◆ Extracted records ◆
===
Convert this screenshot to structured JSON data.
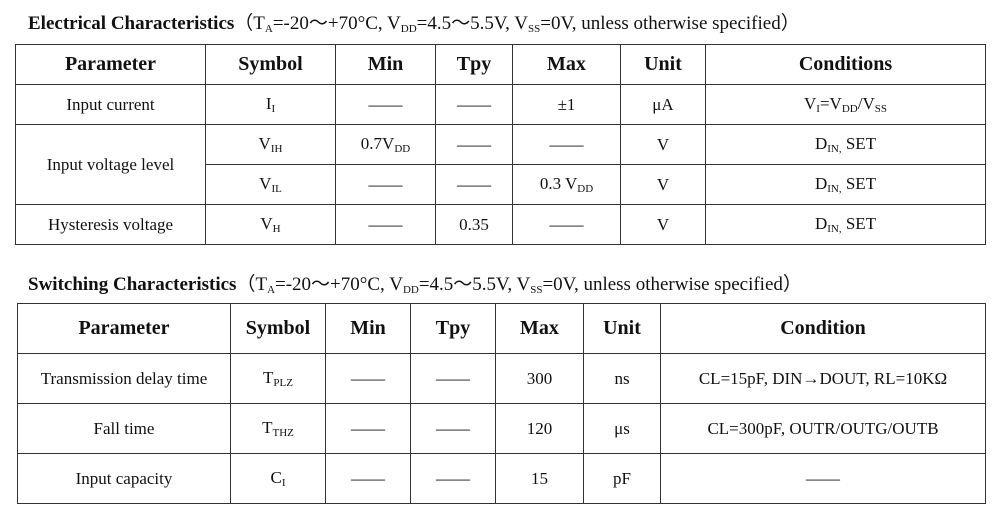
{
  "electrical": {
    "title": "Electrical Characteristics",
    "conditions": [
      "（T",
      {
        "sub": "A"
      },
      "=-20～+70°C, V",
      {
        "sub": "DD"
      },
      "=4.5～5.5V, V",
      {
        "sub": "SS"
      },
      "=0V, unless otherwise specified）"
    ],
    "header": [
      "Parameter",
      "Symbol",
      "Min",
      "Tpy",
      "Max",
      "Unit",
      "Conditions"
    ],
    "rows": [
      [
        "Input current",
        [
          "I",
          {
            "sub": "I"
          }
        ],
        "——",
        "——",
        "±1",
        "μA",
        [
          "V",
          {
            "sub": "I"
          },
          "=V",
          {
            "sub": "DD"
          },
          "/V",
          {
            "sub": "SS"
          }
        ]
      ],
      [
        "Input voltage level",
        [
          "V",
          {
            "sub": "IH"
          }
        ],
        [
          "0.7V",
          {
            "sub": "DD"
          }
        ],
        "——",
        "——",
        "V",
        [
          "D",
          {
            "sub": "IN,"
          },
          " SET"
        ]
      ],
      [
        [
          "V",
          {
            "sub": "IL"
          }
        ],
        "——",
        "——",
        [
          "0.3 V",
          {
            "sub": "DD"
          }
        ],
        "V",
        [
          "D",
          {
            "sub": "IN,"
          },
          " SET"
        ]
      ],
      [
        "Hysteresis voltage",
        [
          "V",
          {
            "sub": "H"
          }
        ],
        "——",
        "0.35",
        "——",
        "V",
        [
          "D",
          {
            "sub": "IN,"
          },
          " SET"
        ]
      ]
    ]
  },
  "switching": {
    "title": "Switching Characteristics",
    "conditions": [
      "（T",
      {
        "sub": "A"
      },
      "=-20～+70°C, V",
      {
        "sub": "DD"
      },
      "=4.5～5.5V, V",
      {
        "sub": "SS"
      },
      "=0V, unless otherwise specified）"
    ],
    "header": [
      "Parameter",
      "Symbol",
      "Min",
      "Tpy",
      "Max",
      "Unit",
      "Condition"
    ],
    "rows": [
      [
        "Transmission delay time",
        [
          "T",
          {
            "sub": "PLZ"
          }
        ],
        "——",
        "——",
        "300",
        "ns",
        "CL=15pF, DIN→DOUT, RL=10KΩ"
      ],
      [
        "Fall time",
        [
          "T",
          {
            "sub": "THZ"
          }
        ],
        "——",
        "——",
        "120",
        "μs",
        "CL=300pF, OUTR/OUTG/OUTB"
      ],
      [
        "Input capacity",
        [
          "C",
          {
            "sub": "I"
          }
        ],
        "——",
        "——",
        "15",
        "pF",
        "——"
      ]
    ]
  }
}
===
◆ Stated exercise ◆
All lines above containing the string "Input" are to be collected.

◆ Final result ◆
        "Input current",
        "Input voltage level",
        "Input capacity",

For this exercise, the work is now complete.